» Your task
Reproduce the entries below verbatim, starting at the first entry and ending at the line that contains "zone-swatch [70, 609, 106, 619]", including both of those lines.

▽

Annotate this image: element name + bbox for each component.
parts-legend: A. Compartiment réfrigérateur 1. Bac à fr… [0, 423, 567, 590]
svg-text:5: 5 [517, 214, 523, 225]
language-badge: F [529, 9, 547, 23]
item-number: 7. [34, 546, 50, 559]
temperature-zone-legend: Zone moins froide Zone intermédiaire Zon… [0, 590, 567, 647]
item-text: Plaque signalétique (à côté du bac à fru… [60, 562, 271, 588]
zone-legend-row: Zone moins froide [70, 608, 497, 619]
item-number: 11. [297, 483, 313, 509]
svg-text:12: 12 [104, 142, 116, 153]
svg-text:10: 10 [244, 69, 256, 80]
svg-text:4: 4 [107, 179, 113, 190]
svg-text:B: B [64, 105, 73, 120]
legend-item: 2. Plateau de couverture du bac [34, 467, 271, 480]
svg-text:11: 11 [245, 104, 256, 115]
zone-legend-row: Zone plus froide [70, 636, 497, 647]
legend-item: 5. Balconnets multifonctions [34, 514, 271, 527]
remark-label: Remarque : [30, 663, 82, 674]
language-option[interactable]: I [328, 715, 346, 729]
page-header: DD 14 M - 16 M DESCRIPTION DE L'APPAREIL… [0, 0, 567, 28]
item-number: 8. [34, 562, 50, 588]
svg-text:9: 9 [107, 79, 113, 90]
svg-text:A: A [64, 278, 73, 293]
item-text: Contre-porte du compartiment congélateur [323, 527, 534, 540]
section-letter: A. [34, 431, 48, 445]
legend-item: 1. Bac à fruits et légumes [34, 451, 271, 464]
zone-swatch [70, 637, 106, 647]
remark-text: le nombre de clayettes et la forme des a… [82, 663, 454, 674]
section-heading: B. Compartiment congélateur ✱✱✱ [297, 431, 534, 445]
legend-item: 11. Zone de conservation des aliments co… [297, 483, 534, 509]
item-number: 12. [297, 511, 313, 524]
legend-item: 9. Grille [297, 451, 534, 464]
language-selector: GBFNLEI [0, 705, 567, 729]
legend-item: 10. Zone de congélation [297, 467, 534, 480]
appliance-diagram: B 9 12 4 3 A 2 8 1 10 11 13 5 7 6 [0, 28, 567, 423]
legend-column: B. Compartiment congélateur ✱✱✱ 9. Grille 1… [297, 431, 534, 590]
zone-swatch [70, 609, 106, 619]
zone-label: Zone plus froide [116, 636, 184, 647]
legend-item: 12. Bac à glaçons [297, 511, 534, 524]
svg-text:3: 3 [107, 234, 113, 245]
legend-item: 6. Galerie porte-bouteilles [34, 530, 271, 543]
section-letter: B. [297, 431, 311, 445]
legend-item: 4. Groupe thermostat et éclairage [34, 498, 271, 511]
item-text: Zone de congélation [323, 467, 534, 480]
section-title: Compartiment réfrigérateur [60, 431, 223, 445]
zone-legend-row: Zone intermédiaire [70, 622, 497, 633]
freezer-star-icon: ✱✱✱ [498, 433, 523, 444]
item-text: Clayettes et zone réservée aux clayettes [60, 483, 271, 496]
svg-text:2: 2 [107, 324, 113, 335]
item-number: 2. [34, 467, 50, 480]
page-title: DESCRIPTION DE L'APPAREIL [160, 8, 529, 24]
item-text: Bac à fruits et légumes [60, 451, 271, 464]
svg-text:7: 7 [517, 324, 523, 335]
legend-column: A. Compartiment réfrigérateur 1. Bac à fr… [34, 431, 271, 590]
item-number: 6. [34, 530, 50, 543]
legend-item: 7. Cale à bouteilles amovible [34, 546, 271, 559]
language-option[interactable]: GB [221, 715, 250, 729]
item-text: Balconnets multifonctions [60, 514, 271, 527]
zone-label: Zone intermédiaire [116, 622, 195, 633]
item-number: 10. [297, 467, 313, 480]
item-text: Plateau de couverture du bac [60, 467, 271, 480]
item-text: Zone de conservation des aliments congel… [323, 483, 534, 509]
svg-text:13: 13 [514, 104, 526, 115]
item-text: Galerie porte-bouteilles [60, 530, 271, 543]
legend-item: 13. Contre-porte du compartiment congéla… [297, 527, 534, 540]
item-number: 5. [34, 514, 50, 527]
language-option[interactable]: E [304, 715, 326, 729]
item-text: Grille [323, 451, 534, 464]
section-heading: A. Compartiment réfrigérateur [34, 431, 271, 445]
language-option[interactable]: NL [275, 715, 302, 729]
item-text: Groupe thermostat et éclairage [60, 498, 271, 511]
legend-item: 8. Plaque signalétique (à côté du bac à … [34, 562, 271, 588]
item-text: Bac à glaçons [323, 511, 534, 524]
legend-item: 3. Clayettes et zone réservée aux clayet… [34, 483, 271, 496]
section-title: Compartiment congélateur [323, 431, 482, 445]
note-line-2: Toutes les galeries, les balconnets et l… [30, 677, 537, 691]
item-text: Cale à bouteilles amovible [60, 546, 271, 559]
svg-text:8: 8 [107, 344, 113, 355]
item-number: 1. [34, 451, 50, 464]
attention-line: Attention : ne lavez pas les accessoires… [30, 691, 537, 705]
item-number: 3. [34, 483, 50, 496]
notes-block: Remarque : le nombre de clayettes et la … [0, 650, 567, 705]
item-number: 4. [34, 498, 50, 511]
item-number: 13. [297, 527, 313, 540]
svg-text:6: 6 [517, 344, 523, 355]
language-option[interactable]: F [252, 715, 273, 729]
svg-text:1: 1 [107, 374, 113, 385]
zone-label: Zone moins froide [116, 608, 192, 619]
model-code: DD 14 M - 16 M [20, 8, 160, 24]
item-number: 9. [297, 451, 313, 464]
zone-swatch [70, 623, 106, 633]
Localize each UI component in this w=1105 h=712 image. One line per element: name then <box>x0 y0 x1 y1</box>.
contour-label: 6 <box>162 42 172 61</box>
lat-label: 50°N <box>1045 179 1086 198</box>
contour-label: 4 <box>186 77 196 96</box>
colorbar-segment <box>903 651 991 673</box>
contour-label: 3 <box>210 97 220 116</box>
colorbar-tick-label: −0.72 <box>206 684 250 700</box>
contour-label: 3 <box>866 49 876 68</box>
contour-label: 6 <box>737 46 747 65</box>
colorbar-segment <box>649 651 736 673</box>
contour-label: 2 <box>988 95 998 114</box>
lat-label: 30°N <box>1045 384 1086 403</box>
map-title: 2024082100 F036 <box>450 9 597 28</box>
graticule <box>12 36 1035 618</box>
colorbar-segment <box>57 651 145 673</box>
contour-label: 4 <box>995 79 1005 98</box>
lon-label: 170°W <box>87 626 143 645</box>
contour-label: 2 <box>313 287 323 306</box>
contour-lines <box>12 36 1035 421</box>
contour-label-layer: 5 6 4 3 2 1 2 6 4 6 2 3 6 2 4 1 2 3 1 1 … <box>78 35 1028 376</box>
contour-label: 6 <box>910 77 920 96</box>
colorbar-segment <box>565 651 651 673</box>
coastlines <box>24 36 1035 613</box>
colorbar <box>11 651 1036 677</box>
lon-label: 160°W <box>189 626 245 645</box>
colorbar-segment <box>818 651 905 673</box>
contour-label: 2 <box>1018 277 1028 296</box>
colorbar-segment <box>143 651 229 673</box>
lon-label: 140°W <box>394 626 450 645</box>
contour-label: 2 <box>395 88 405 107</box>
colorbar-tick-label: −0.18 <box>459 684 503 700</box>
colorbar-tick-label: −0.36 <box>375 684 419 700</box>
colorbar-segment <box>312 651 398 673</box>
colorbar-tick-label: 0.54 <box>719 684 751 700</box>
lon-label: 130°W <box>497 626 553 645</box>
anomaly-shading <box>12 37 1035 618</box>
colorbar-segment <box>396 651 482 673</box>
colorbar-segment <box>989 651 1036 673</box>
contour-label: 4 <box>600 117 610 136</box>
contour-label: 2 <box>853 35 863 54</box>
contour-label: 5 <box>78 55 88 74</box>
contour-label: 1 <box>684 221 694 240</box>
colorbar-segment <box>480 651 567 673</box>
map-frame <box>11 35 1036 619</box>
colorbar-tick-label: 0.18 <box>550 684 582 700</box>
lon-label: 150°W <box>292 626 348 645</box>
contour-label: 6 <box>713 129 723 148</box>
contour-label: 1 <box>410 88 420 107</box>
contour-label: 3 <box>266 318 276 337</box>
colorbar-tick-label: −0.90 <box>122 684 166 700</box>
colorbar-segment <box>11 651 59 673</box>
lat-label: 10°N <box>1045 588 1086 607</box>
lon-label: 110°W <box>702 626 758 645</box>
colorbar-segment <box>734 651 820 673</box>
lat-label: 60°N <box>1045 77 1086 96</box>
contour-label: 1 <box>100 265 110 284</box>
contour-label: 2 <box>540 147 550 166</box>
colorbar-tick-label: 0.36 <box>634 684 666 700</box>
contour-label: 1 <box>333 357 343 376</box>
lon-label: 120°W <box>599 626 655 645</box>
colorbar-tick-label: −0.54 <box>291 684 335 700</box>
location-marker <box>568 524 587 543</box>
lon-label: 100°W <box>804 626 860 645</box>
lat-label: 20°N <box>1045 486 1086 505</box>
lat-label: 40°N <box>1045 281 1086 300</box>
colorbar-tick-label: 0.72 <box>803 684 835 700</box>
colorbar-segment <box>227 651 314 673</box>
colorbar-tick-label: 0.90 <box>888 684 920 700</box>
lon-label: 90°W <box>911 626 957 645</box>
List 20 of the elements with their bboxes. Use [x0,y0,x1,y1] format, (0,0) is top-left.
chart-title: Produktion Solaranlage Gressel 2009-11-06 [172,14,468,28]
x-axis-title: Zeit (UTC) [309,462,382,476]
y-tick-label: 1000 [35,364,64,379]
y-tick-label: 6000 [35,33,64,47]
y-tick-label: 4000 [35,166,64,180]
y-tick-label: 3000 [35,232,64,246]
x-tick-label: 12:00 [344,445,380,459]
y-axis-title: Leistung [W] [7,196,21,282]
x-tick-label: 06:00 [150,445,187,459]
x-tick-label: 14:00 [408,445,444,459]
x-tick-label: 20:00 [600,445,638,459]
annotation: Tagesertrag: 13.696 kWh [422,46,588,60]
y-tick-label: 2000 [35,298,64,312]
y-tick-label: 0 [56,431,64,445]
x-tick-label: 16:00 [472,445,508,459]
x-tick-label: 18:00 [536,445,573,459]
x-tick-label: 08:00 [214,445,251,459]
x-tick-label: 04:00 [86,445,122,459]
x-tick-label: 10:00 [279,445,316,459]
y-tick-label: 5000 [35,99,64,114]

△

» Problem solution
Annotate this image: element name + bbox for each component.
parts-legend: A. Compartiment réfrigérateur 1. Bac à fr… [0, 423, 567, 590]
svg-text:5: 5 [517, 214, 523, 225]
language-badge: F [529, 9, 547, 23]
item-number: 7. [34, 546, 50, 559]
temperature-zone-legend: Zone moins froide Zone intermédiaire Zon… [0, 590, 567, 647]
item-text: Plaque signalétique (à côté du bac à fru… [60, 562, 271, 588]
zone-legend-row: Zone moins froide [70, 608, 497, 619]
item-number: 11. [297, 483, 313, 509]
svg-text:12: 12 [104, 142, 116, 153]
svg-text:10: 10 [244, 69, 256, 80]
svg-text:4: 4 [107, 179, 113, 190]
svg-text:B: B [64, 105, 73, 120]
legend-item: 2. Plateau de couverture du bac [34, 467, 271, 480]
svg-text:11: 11 [245, 104, 256, 115]
zone-legend-row: Zone plus froide [70, 636, 497, 647]
legend-item: 5. Balconnets multifonctions [34, 514, 271, 527]
remark-label: Remarque : [30, 663, 82, 674]
language-option[interactable]: I [328, 715, 346, 729]
page-header: DD 14 M - 16 M DESCRIPTION DE L'APPAREIL… [0, 0, 567, 28]
item-number: 8. [34, 562, 50, 588]
svg-text:9: 9 [107, 79, 113, 90]
svg-text:A: A [64, 278, 73, 293]
item-text: Contre-porte du compartiment congélateur [323, 527, 534, 540]
section-letter: A. [34, 431, 48, 445]
legend-item: 1. Bac à fruits et légumes [34, 451, 271, 464]
zone-swatch [70, 637, 106, 647]
remark-text: le nombre de clayettes et la forme des a… [82, 663, 454, 674]
section-heading: B. Compartiment congélateur ✱✱✱ [297, 431, 534, 445]
legend-item: 11. Zone de conservation des aliments co… [297, 483, 534, 509]
item-number: 12. [297, 511, 313, 524]
legend-item: 9. Grille [297, 451, 534, 464]
language-selector: GBFNLEI [0, 705, 567, 729]
legend-item: 10. Zone de congélation [297, 467, 534, 480]
appliance-diagram: B 9 12 4 3 A 2 8 1 10 11 13 5 7 6 [0, 28, 567, 423]
legend-column: B. Compartiment congélateur ✱✱✱ 9. Grille 1… [297, 431, 534, 590]
zone-swatch [70, 609, 106, 619]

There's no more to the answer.